(Material provided)
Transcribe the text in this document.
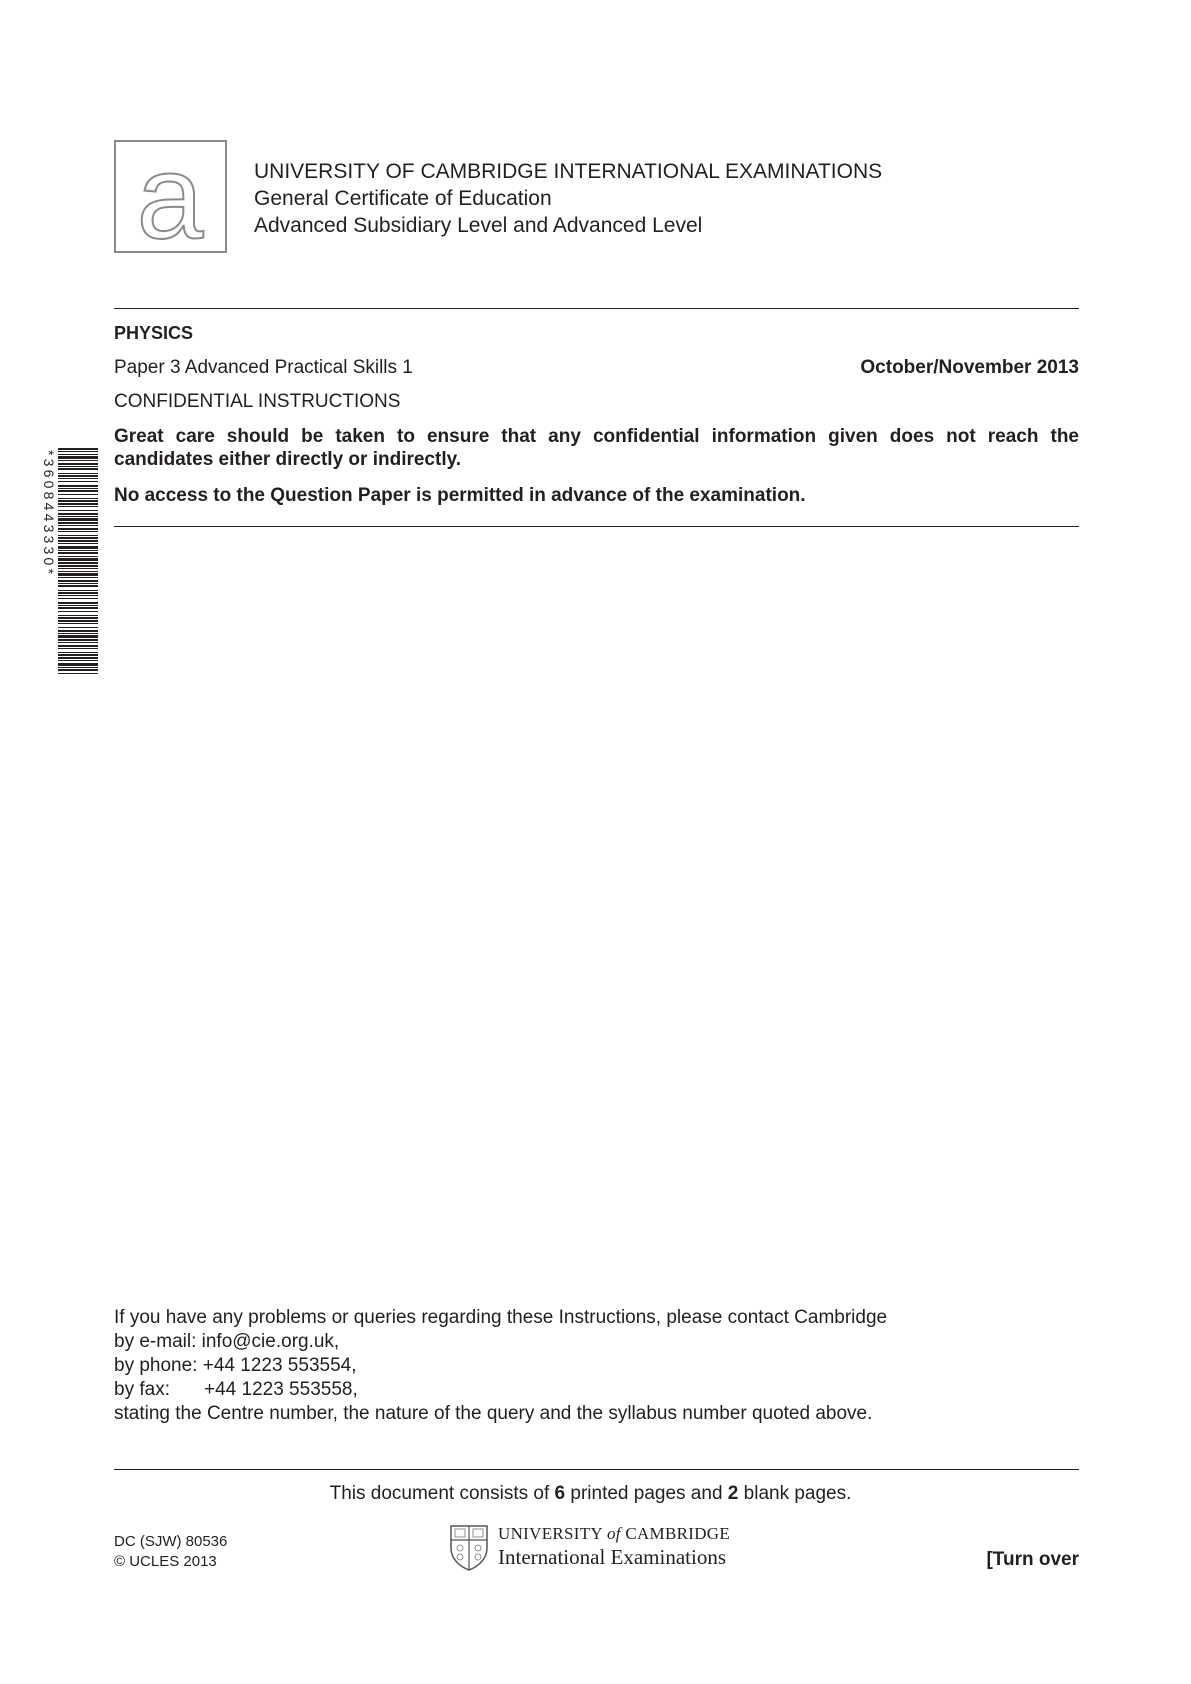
a UNIVERSITY OF CAMBRIDGE INTERNATIONAL EXAMINATIONS
General Certificate of Education
Advanced Subsidiary Level and Advanced Level
PHYSICS
Paper 3 Advanced Practical Skills 1	October/November 2013
CONFIDENTIAL INSTRUCTIONS
Great care should be taken to ensure that any confidential information given does not reach the candidates either directly or indirectly.
No access to the Question Paper is permitted in advance of the examination.
*3608443330*
If you have any problems or queries regarding these Instructions, please contact Cambridge
by e-mail: info@cie.org.uk,
by phone: +44 1223 553554,
by fax: +44 1223 553558,
stating the Centre number, the nature of the query and the syllabus number quoted above.
This document consists of 6 printed pages and 2 blank pages.
DC (SJW) 80536
© UCLES 2013
UNIVERSITY of CAMBRIDGE
International Examinations	[Turn over
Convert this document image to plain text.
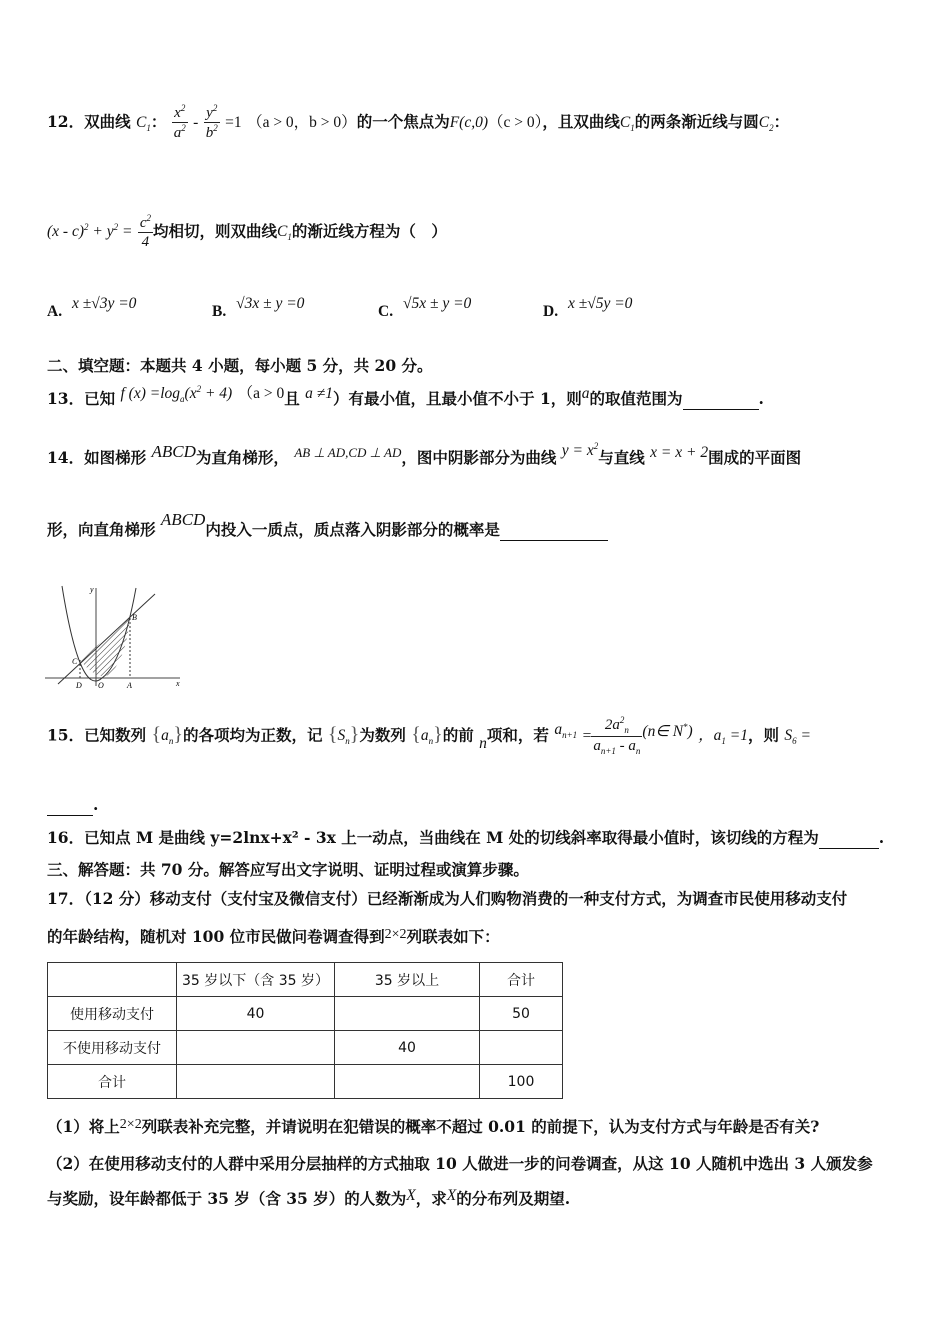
12．双曲线 $C_1$： $\frac{x^2}{a^2} - \frac{y^2}{b^2} =1$ （a > 0，b > 0）的一个焦点为F(c,0)（c > 0），且双曲线$C_1$的两条渐近线与圆$C_2$：
$(x - c)^2 + y^2 = \frac{c^2}{4}$ 均相切，则双曲线$C_1$的渐近线方程为（　）
A. x ±√3y =0	B. √3x ± y =0	C. √5x ± y =0	D. x ±√5y =0
二、填空题：本题共 4 小题，每小题 5 分，共 20 分。
13．已知 f $(x) =\log_a(x^2 + 4) (a > 0$且 a ≠1）有最小值，且最小值不小于 1，则a的取值范围为	.
14．如图梯形 ABCD为直角梯形， $^{AB \perp AD,CD \perp AD}$，图中阴影部分为曲线 $y = x^2$与直线 x = x + 2围成的平面图
形，向直角梯形 ABCD内投入一质点，质点落入阴影部分的概率是
y
x
B
C
D O	A
15．已知数列 $\{a_n\}$的各项均为正数，记 $\{S_n\}$为数列 $\{a_n\}$的前 n项和，若 $a_{n+1} = \frac{2a^2_n}{a_{n+1} - a_n}$ (n∈ N*) ，$a_1 =1$，则 $S_6$ =
.
16．已知点 M 是曲线 y=2lnx+x² - 3x 上一动点，当曲线在 M 处的切线斜率取得最小值时，该切线的方程为	.
三、解答题：共 70 分。解答应写出文字说明、证明过程或演算步骤。
17．（12 分）移动支付（支付宝及微信支付）已经渐渐成为人们购物消费的一种支付方式，为调查市民使用移动支付
的年龄结构，随机对 100 位市民做问卷调查得到2×2列联表如下：
	35 岁以下（含 35 岁）	35 岁以上	合计
使用移动支付	40		50
不使用移动支付		40	
合计			100
（1）将上2×2列联表补充完整，并请说明在犯错误的概率不超过 0.01 的前提下，认为支付方式与年龄是否有关?
（2）在使用移动支付的人群中采用分层抽样的方式抽取 10 人做进一步的问卷调查，从这 10 人随机中选出 3 人颁发参
与奖励，设年龄都低于 35 岁（含 35 岁）的人数为X，求X的分布列及期望.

(Stated exercise) Locate the string "Paper" in the listing above and copy every line where it occurs.

(Problem solution)
Paper 3 Advanced Practical Skills 1	October/November 2013
No access to the Question Paper is permitted in advance of the examination.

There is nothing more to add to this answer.